(EXERCISE PROMPT):
Return all lines from the listing below in which the string "Canada" occurs.

[start RECORD EXTRACTS]

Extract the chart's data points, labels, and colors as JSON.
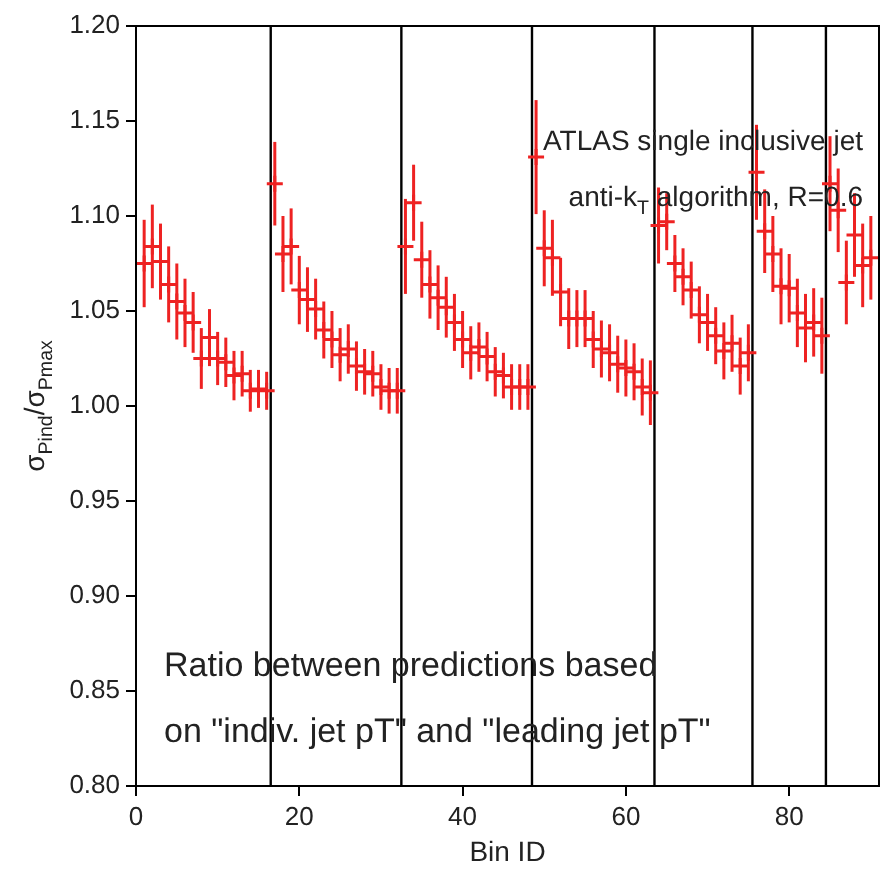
{
  "chart_data": {
    "type": "scatter",
    "xlabel": "Bin ID",
    "ylabel": "σ$_{Pind}$/σ$_{Pmax}$",
    "annotations": [
      "ATLAS single inclusive jet",
      "anti-k$_{T}$ algorithm, R=0.6",
      "Ratio between predictions based",
      "on \"indiv. jet pT\" and \"leading jet pT\""
    ],
    "x": [
      1,
      2,
      3,
      4,
      5,
      6,
      7,
      8,
      9,
      10,
      11,
      12,
      13,
      14,
      15,
      16,
      17,
      18,
      19,
      20,
      21,
      22,
      23,
      24,
      25,
      26,
      27,
      28,
      29,
      30,
      31,
      32,
      33,
      34,
      35,
      36,
      37,
      38,
      39,
      40,
      41,
      42,
      43,
      44,
      45,
      46,
      47,
      48,
      49,
      50,
      51,
      52,
      53,
      54,
      55,
      56,
      57,
      58,
      59,
      60,
      61,
      62,
      63,
      64,
      65,
      66,
      67,
      68,
      69,
      70,
      71,
      72,
      73,
      74,
      75,
      76,
      77,
      78,
      79,
      80,
      81,
      82,
      83,
      84,
      85,
      86,
      87,
      88,
      89,
      90
    ],
    "series": [
      {
        "color": "#ee2222",
        "values": [
          1.075,
          1.084,
          1.076,
          1.064,
          1.055,
          1.049,
          1.044,
          1.025,
          1.036,
          1.025,
          1.023,
          1.016,
          1.017,
          1.008,
          1.009,
          1.008,
          1.117,
          1.08,
          1.084,
          1.061,
          1.056,
          1.051,
          1.04,
          1.035,
          1.027,
          1.03,
          1.021,
          1.018,
          1.017,
          1.01,
          1.008,
          1.008,
          1.084,
          1.107,
          1.077,
          1.064,
          1.057,
          1.052,
          1.044,
          1.035,
          1.028,
          1.031,
          1.026,
          1.018,
          1.016,
          1.01,
          1.01,
          1.01,
          1.131,
          1.083,
          1.078,
          1.06,
          1.046,
          1.046,
          1.046,
          1.035,
          1.03,
          1.028,
          1.022,
          1.02,
          1.018,
          1.01,
          1.007,
          1.095,
          1.097,
          1.075,
          1.068,
          1.061,
          1.048,
          1.044,
          1.037,
          1.029,
          1.033,
          1.021,
          1.028,
          1.123,
          1.092,
          1.08,
          1.063,
          1.062,
          1.049,
          1.041,
          1.044,
          1.037,
          1.117,
          1.103,
          1.065,
          1.09,
          1.074,
          1.078
        ],
        "errors": [
          0.023,
          0.022,
          0.02,
          0.02,
          0.02,
          0.018,
          0.016,
          0.016,
          0.015,
          0.014,
          0.013,
          0.013,
          0.012,
          0.011,
          0.01,
          0.01,
          0.022,
          0.02,
          0.02,
          0.018,
          0.017,
          0.016,
          0.015,
          0.015,
          0.014,
          0.013,
          0.013,
          0.012,
          0.012,
          0.012,
          0.012,
          0.012,
          0.025,
          0.02,
          0.02,
          0.018,
          0.017,
          0.016,
          0.015,
          0.015,
          0.014,
          0.013,
          0.013,
          0.013,
          0.012,
          0.012,
          0.012,
          0.012,
          0.03,
          0.02,
          0.02,
          0.018,
          0.016,
          0.015,
          0.015,
          0.015,
          0.015,
          0.015,
          0.015,
          0.015,
          0.015,
          0.015,
          0.017,
          0.02,
          0.015,
          0.015,
          0.015,
          0.015,
          0.015,
          0.015,
          0.015,
          0.015,
          0.015,
          0.015,
          0.015,
          0.025,
          0.022,
          0.02,
          0.02,
          0.018,
          0.018,
          0.018,
          0.018,
          0.02,
          0.025,
          0.022,
          0.022,
          0.022,
          0.022,
          0.022
        ]
      }
    ],
    "marker": "cross",
    "ref_lines": [
      {
        "axis": "x",
        "value": 16.5,
        "color": "#000000"
      },
      {
        "axis": "x",
        "value": 32.5,
        "color": "#000000"
      },
      {
        "axis": "x",
        "value": 48.5,
        "color": "#000000"
      },
      {
        "axis": "x",
        "value": 63.5,
        "color": "#000000"
      },
      {
        "axis": "x",
        "value": 75.5,
        "color": "#000000"
      },
      {
        "axis": "x",
        "value": 84.5,
        "color": "#000000"
      }
    ],
    "xlim": [
      0,
      91
    ],
    "xticks": [
      0,
      20,
      40,
      60,
      80
    ],
    "ylim": [
      0.8,
      1.2
    ],
    "yticks": [
      {
        "value": 0.8,
        "label": "0.80"
      },
      {
        "value": 0.85,
        "label": "0.85"
      },
      {
        "value": 0.9,
        "label": "0.90"
      },
      {
        "value": 0.95,
        "label": "0.95"
      },
      {
        "value": 1.0,
        "label": "1.00"
      },
      {
        "value": 1.05,
        "label": "1.05"
      },
      {
        "value": 1.1,
        "label": "1.10"
      },
      {
        "value": 1.15,
        "label": "1.15"
      },
      {
        "value": 1.2,
        "label": "1.20"
      }
    ],
    "grid": false,
    "legend": false
  }
}
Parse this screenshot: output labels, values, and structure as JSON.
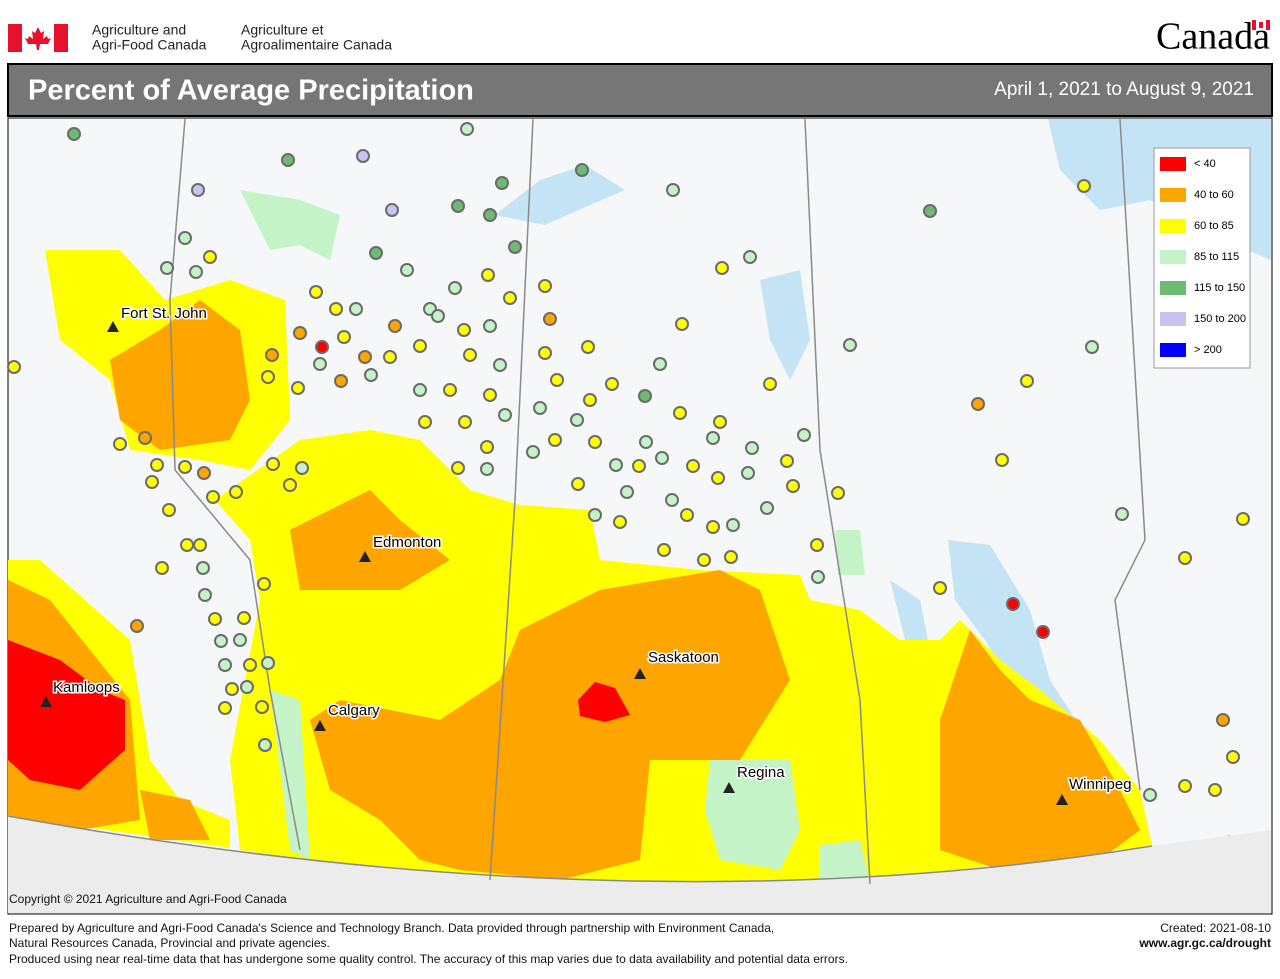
{
  "header": {
    "org_en_1": "Agriculture and",
    "org_en_2": "Agri-Food Canada",
    "org_fr_1": "Agriculture et",
    "org_fr_2": "Agroalimentaire Canada",
    "wordmark": "Canada"
  },
  "title": "Percent of Average Precipitation",
  "date_range": "April 1, 2021 to August 9, 2021",
  "legend": [
    {
      "label": "< 40",
      "color": "#ff0000"
    },
    {
      "label": "40 to 60",
      "color": "#ffa500"
    },
    {
      "label": "60 to 85",
      "color": "#ffff00"
    },
    {
      "label": "85 to 115",
      "color": "#c5f3c8"
    },
    {
      "label": "115 to 150",
      "color": "#6dbb72"
    },
    {
      "label": "150 to 200",
      "color": "#c9c3f2"
    },
    {
      "label": "> 200",
      "color": "#0000ff"
    }
  ],
  "cities": [
    "Fort St. John",
    "Edmonton",
    "Kamloops",
    "Calgary",
    "Saskatoon",
    "Regina",
    "Winnipeg"
  ],
  "copyright": "Copyright © 2021 Agriculture and Agri-Food Canada",
  "footer": {
    "lines": [
      "Prepared by Agriculture and Agri-Food Canada's Science and Technology Branch. Data provided through partnership with Environment Canada,",
      "Natural Resources Canada, Provincial and private agencies.",
      "Produced using near real-time data that has undergone some quality control. The accuracy of this map varies due to data availability and potential data errors."
    ],
    "created": "Created: 2021-08-10",
    "url": "www.agr.gc.ca/drought"
  }
}
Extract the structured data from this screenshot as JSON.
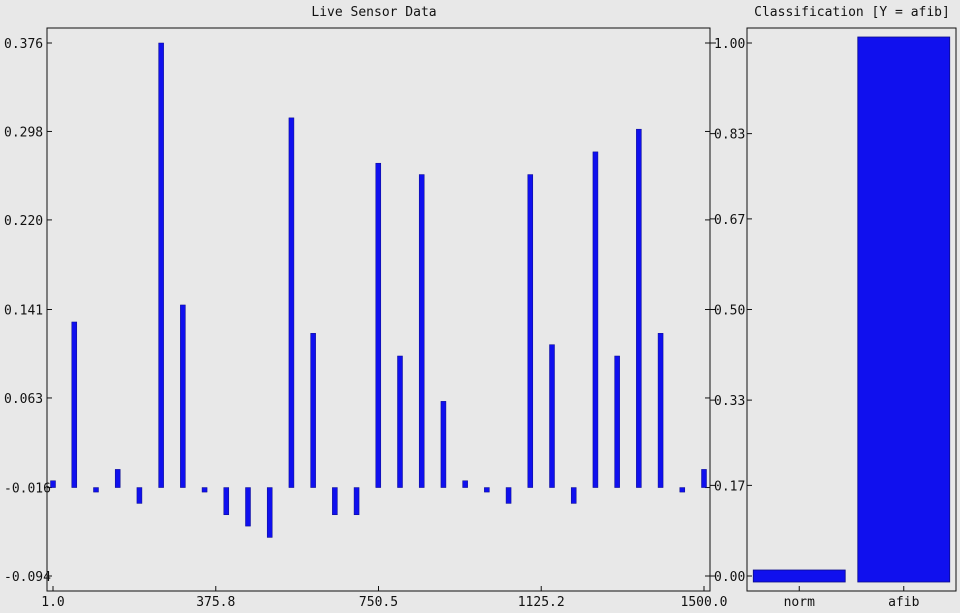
{
  "chart_data": [
    {
      "type": "bar",
      "title": "Live Sensor Data",
      "xlabel": "",
      "ylabel": "",
      "x_ticks": [
        "1.0",
        "375.8",
        "750.5",
        "1125.2",
        "1500.0"
      ],
      "y_ticks": [
        "0.376",
        "0.298",
        "0.220",
        "0.141",
        "0.063",
        "-0.016",
        "-0.094"
      ],
      "xlim": [
        1.0,
        1500.0
      ],
      "ylim": [
        -0.094,
        0.376
      ],
      "grid": false,
      "bar_color": "#1010ee",
      "x": [
        1,
        50,
        100,
        150,
        200,
        250,
        300,
        350,
        400,
        450,
        500,
        550,
        600,
        650,
        700,
        750,
        800,
        850,
        900,
        950,
        1000,
        1050,
        1100,
        1150,
        1200,
        1250,
        1300,
        1350,
        1400,
        1450,
        1500
      ],
      "values": [
        -0.01,
        0.13,
        -0.02,
        0.0,
        -0.03,
        0.376,
        0.145,
        -0.02,
        -0.04,
        -0.05,
        -0.06,
        0.31,
        0.12,
        -0.04,
        -0.04,
        0.27,
        0.1,
        0.26,
        0.06,
        -0.01,
        -0.02,
        -0.03,
        0.26,
        0.11,
        -0.03,
        0.28,
        0.1,
        0.3,
        0.12,
        -0.02,
        0.0
      ]
    },
    {
      "type": "bar",
      "title": "Classification [Y = afib]",
      "xlabel": "",
      "ylabel": "",
      "categories": [
        "norm",
        "afib"
      ],
      "values": [
        0.0,
        1.0
      ],
      "y_ticks": [
        "1.00",
        "0.83",
        "0.67",
        "0.50",
        "0.33",
        "0.17",
        "0.00"
      ],
      "ylim": [
        0.0,
        1.0
      ],
      "grid": false,
      "bar_color": "#1010ee"
    }
  ]
}
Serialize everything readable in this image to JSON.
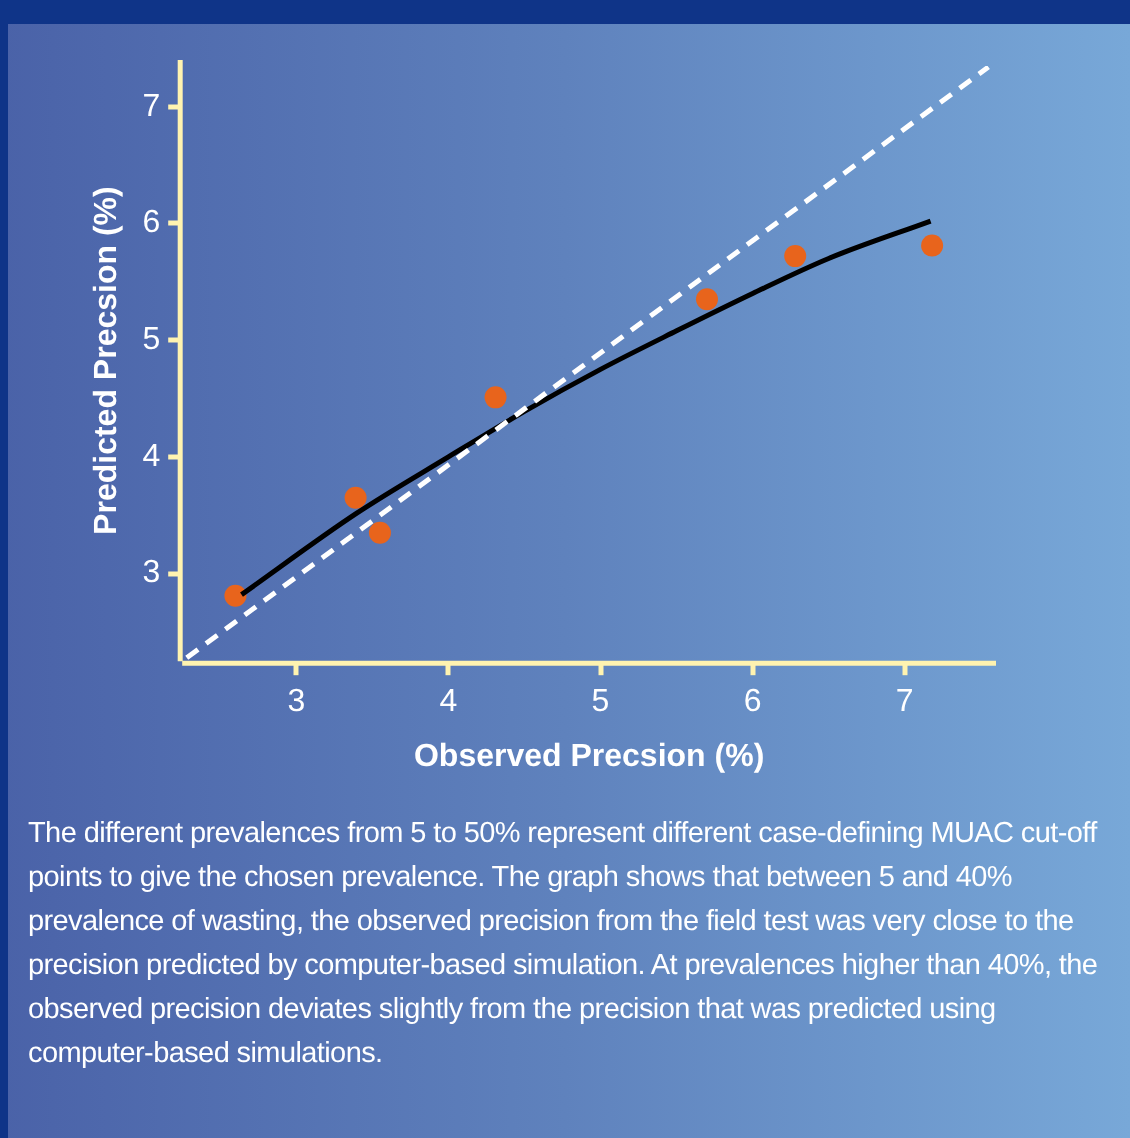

[end RECORD EXTRACTS]

(EXERCISE ANSWER):
    "org_en_2": "Agri-Food Canada",
    "org_fr_2": "Agroalimentaire Canada",
    "wordmark": "Canada"
  "copyright": "Copyright © 2021 Agriculture and Agri-Food Canada",
      "Prepared by Agriculture and Agri-Food Canada's Science and Technology Branch. Data provided through partnership with Environment Canada,",
      "Natural Resources Canada, Provincial and private agencies.",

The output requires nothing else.